● **WRITTEN REQUEST**: Reproduce all lines of the listing below in which the word "JSON" occurs.
— Begin DATASET ENTRIES —
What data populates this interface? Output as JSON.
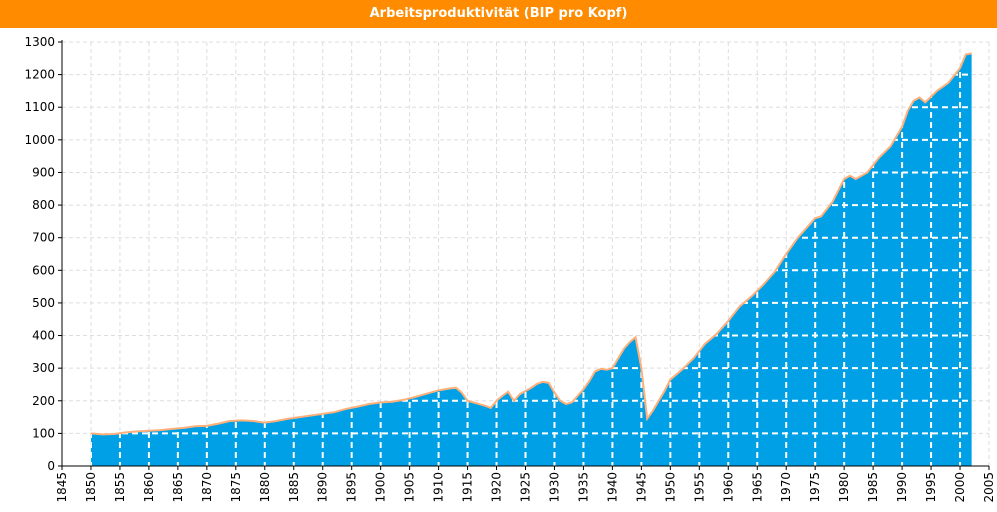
{
  "chart_data": {
    "type": "area",
    "title": "Arbeitsproduktivität (BIP pro Kopf)",
    "xlabel": "",
    "ylabel": "",
    "xlim": [
      1845,
      2005
    ],
    "ylim": [
      0,
      1300
    ],
    "x_ticks": [
      1845,
      1850,
      1855,
      1860,
      1865,
      1870,
      1875,
      1880,
      1885,
      1890,
      1895,
      1900,
      1905,
      1910,
      1915,
      1920,
      1925,
      1930,
      1935,
      1940,
      1945,
      1950,
      1955,
      1960,
      1965,
      1970,
      1975,
      1980,
      1985,
      1990,
      1995,
      2000,
      2005
    ],
    "y_ticks": [
      0,
      100,
      200,
      300,
      400,
      500,
      600,
      700,
      800,
      900,
      1000,
      1100,
      1200,
      1300
    ],
    "grid": true,
    "fill_color": "#00a0e6",
    "line_color": "#ffb07a",
    "header_color": "#ff8c00",
    "series": [
      {
        "x": [
          1850,
          1852,
          1854,
          1856,
          1858,
          1860,
          1862,
          1864,
          1866,
          1868,
          1870,
          1872,
          1874,
          1876,
          1878,
          1880,
          1882,
          1884,
          1886,
          1888,
          1890,
          1892,
          1894,
          1896,
          1898,
          1900,
          1902,
          1904,
          1906,
          1908,
          1910,
          1911,
          1912,
          1913,
          1914,
          1915,
          1916,
          1917,
          1918,
          1919,
          1920,
          1921,
          1922,
          1923,
          1924,
          1925,
          1926,
          1927,
          1928,
          1929,
          1930,
          1931,
          1932,
          1933,
          1934,
          1935,
          1936,
          1937,
          1938,
          1939,
          1940,
          1941,
          1942,
          1943,
          1944,
          1945,
          1946,
          1947,
          1948,
          1949,
          1950,
          1952,
          1954,
          1956,
          1958,
          1960,
          1962,
          1964,
          1966,
          1968,
          1970,
          1972,
          1974,
          1975,
          1976,
          1978,
          1980,
          1981,
          1982,
          1984,
          1986,
          1988,
          1990,
          1991,
          1992,
          1993,
          1994,
          1996,
          1998,
          2000,
          2001,
          2002
        ],
        "y": [
          100,
          97,
          98,
          103,
          106,
          108,
          110,
          114,
          117,
          122,
          123,
          130,
          138,
          140,
          138,
          133,
          138,
          145,
          150,
          155,
          160,
          165,
          175,
          182,
          190,
          195,
          197,
          203,
          212,
          222,
          232,
          235,
          238,
          240,
          225,
          200,
          195,
          190,
          185,
          178,
          200,
          215,
          228,
          200,
          220,
          230,
          240,
          252,
          258,
          255,
          225,
          200,
          190,
          195,
          215,
          235,
          260,
          290,
          298,
          295,
          300,
          330,
          360,
          380,
          395,
          300,
          145,
          170,
          200,
          230,
          265,
          295,
          330,
          375,
          405,
          445,
          490,
          520,
          555,
          595,
          650,
          700,
          740,
          760,
          765,
          810,
          880,
          890,
          880,
          900,
          945,
          980,
          1040,
          1090,
          1120,
          1130,
          1115,
          1150,
          1175,
          1220,
          1262,
          1265
        ]
      }
    ]
  }
}
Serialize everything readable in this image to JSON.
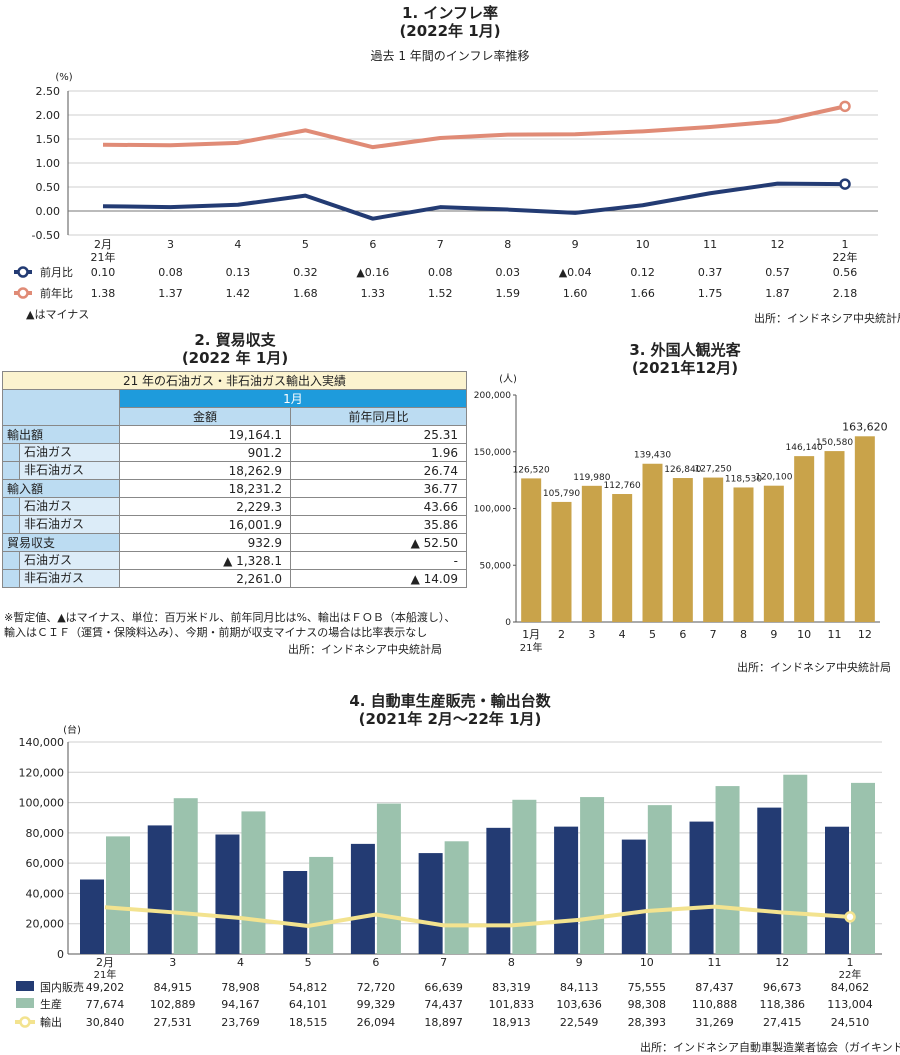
{
  "inflation": {
    "title": "1. インフレ率",
    "subtitle": "(2022年 1月)",
    "caption": "過去 1 年間のインフレ率推移",
    "unit": "(%)",
    "minus_note": "▲はマイナス",
    "source": "出所：インドネシア中央統計局",
    "mom_label": "前月比",
    "yoy_label": "前年比",
    "mom_display": [
      "0.10",
      "0.08",
      "0.13",
      "0.32",
      "▲0.16",
      "0.08",
      "0.03",
      "▲0.04",
      "0.12",
      "0.37",
      "0.57",
      "0.56"
    ],
    "yoy_display": [
      "1.38",
      "1.37",
      "1.42",
      "1.68",
      "1.33",
      "1.52",
      "1.59",
      "1.60",
      "1.66",
      "1.75",
      "1.87",
      "2.18"
    ]
  },
  "trade": {
    "title": "2. 貿易収支",
    "subtitle": "(2022 年 1月)",
    "table_title": "21 年の石油ガス・非石油ガス輸出入実績",
    "period": "1月",
    "col_amount": "金額",
    "col_yoy": "前年同月比",
    "rows": [
      {
        "label": "輸出額",
        "amount": "19,164.1",
        "yoy": "25.31",
        "group": true
      },
      {
        "label": "石油ガス",
        "amount": "901.2",
        "yoy": "1.96",
        "group": false
      },
      {
        "label": "非石油ガス",
        "amount": "18,262.9",
        "yoy": "26.74",
        "group": false
      },
      {
        "label": "輸入額",
        "amount": "18,231.2",
        "yoy": "36.77",
        "group": true
      },
      {
        "label": "石油ガス",
        "amount": "2,229.3",
        "yoy": "43.66",
        "group": false
      },
      {
        "label": "非石油ガス",
        "amount": "16,001.9",
        "yoy": "35.86",
        "group": false
      },
      {
        "label": "貿易収支",
        "amount": "932.9",
        "yoy": "▲ 52.50",
        "group": true
      },
      {
        "label": "石油ガス",
        "amount": "▲ 1,328.1",
        "yoy": "-",
        "group": false
      },
      {
        "label": "非石油ガス",
        "amount": "2,261.0",
        "yoy": "▲ 14.09",
        "group": false
      }
    ],
    "note": "※暫定値、▲はマイナス、単位：百万米ドル、前年同月比は%、輸出はＦＯＢ（本船渡し）、輸入はＣＩＦ（運賃・保険料込み）、今期・前期が収支マイナスの場合は比率表示なし",
    "source": "出所：インドネシア中央統計局"
  },
  "tourists": {
    "title": "3. 外国人観光客",
    "subtitle": "(2021年12月)",
    "unit": "(人)",
    "value_labels": [
      "126,520",
      "105,790",
      "119,980",
      "112,760",
      "139,430",
      "126,840",
      "127,250",
      "118,530",
      "120,100",
      "146,140",
      "150,580",
      "163,620"
    ],
    "source": "出所：インドネシア中央統計局"
  },
  "autos": {
    "title": "4. 自動車生産販売・輸出台数",
    "subtitle": "(2021年 2月〜22年 1月)",
    "unit": "(台)",
    "legend_sales": "国内販売",
    "legend_prod": "生産",
    "legend_export": "輸出",
    "sales_display": [
      "49,202",
      "84,915",
      "78,908",
      "54,812",
      "72,720",
      "66,639",
      "83,319",
      "84,113",
      "75,555",
      "87,437",
      "96,673",
      "84,062"
    ],
    "prod_display": [
      "77,674",
      "102,889",
      "94,167",
      "64,101",
      "99,329",
      "74,437",
      "101,833",
      "103,636",
      "98,308",
      "110,888",
      "118,386",
      "113,004"
    ],
    "export_display": [
      "30,840",
      "27,531",
      "23,769",
      "18,515",
      "26,094",
      "18,897",
      "18,913",
      "22,549",
      "28,393",
      "31,269",
      "27,415",
      "24,510"
    ],
    "source": "出所：インドネシア自動車製造業者協会（ガイキンド）"
  },
  "chart_data": [
    {
      "type": "line",
      "title": "1. インフレ率",
      "ylabel": "(%)",
      "ylim": [
        -0.5,
        2.5
      ],
      "yticks": [
        "2.50",
        "2.00",
        "1.50",
        "1.00",
        "0.50",
        "0.00",
        "-0.50"
      ],
      "x": [
        "2月",
        "3",
        "4",
        "5",
        "6",
        "7",
        "8",
        "9",
        "10",
        "11",
        "12",
        "1"
      ],
      "x_sub": {
        "0": "21年",
        "11": "22年"
      },
      "grid": true,
      "series": [
        {
          "name": "前月比",
          "color": "#233b73",
          "values": [
            0.1,
            0.08,
            0.13,
            0.32,
            -0.16,
            0.08,
            0.03,
            -0.04,
            0.12,
            0.37,
            0.57,
            0.56
          ]
        },
        {
          "name": "前年比",
          "color": "#e08b76",
          "values": [
            1.38,
            1.37,
            1.42,
            1.68,
            1.33,
            1.52,
            1.59,
            1.6,
            1.66,
            1.75,
            1.87,
            2.18
          ]
        }
      ]
    },
    {
      "type": "bar",
      "title": "3. 外国人観光客",
      "ylabel": "(人)",
      "ylim": [
        0,
        200000
      ],
      "yticks": [
        "200,000",
        "150,000",
        "100,000",
        "50,000",
        "0"
      ],
      "categories": [
        "1月",
        "2",
        "3",
        "4",
        "5",
        "6",
        "7",
        "8",
        "9",
        "10",
        "11",
        "12"
      ],
      "x_sub": {
        "0": "21年"
      },
      "color": "#c9a34a",
      "values": [
        126520,
        105790,
        119980,
        112760,
        139430,
        126840,
        127250,
        118530,
        120100,
        146140,
        150580,
        163620
      ]
    },
    {
      "type": "bar",
      "title": "4. 自動車生産販売・輸出台数",
      "ylabel": "(台)",
      "ylim": [
        0,
        140000
      ],
      "yticks": [
        "140,000",
        "120,000",
        "100,000",
        "80,000",
        "60,000",
        "40,000",
        "20,000",
        "0"
      ],
      "categories": [
        "2月",
        "3",
        "4",
        "5",
        "6",
        "7",
        "8",
        "9",
        "10",
        "11",
        "12",
        "1"
      ],
      "x_sub": {
        "0": "21年",
        "11": "22年"
      },
      "grid": true,
      "series": [
        {
          "name": "国内販売",
          "type": "bar",
          "color": "#233b73",
          "values": [
            49202,
            84915,
            78908,
            54812,
            72720,
            66639,
            83319,
            84113,
            75555,
            87437,
            96673,
            84062
          ]
        },
        {
          "name": "生産",
          "type": "bar",
          "color": "#9bc2ad",
          "values": [
            77674,
            102889,
            94167,
            64101,
            99329,
            74437,
            101833,
            103636,
            98308,
            110888,
            118386,
            113004
          ]
        },
        {
          "name": "輸出",
          "type": "line",
          "color": "#f3e38f",
          "values": [
            30840,
            27531,
            23769,
            18515,
            26094,
            18897,
            18913,
            22549,
            28393,
            31269,
            27415,
            24510
          ]
        }
      ]
    }
  ]
}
— End DATASET ENTRIES —
● **EXERCISE OUTPUT**:
What data populates this interface? Output as JSON.
Serialize everything readable in this image to JSON.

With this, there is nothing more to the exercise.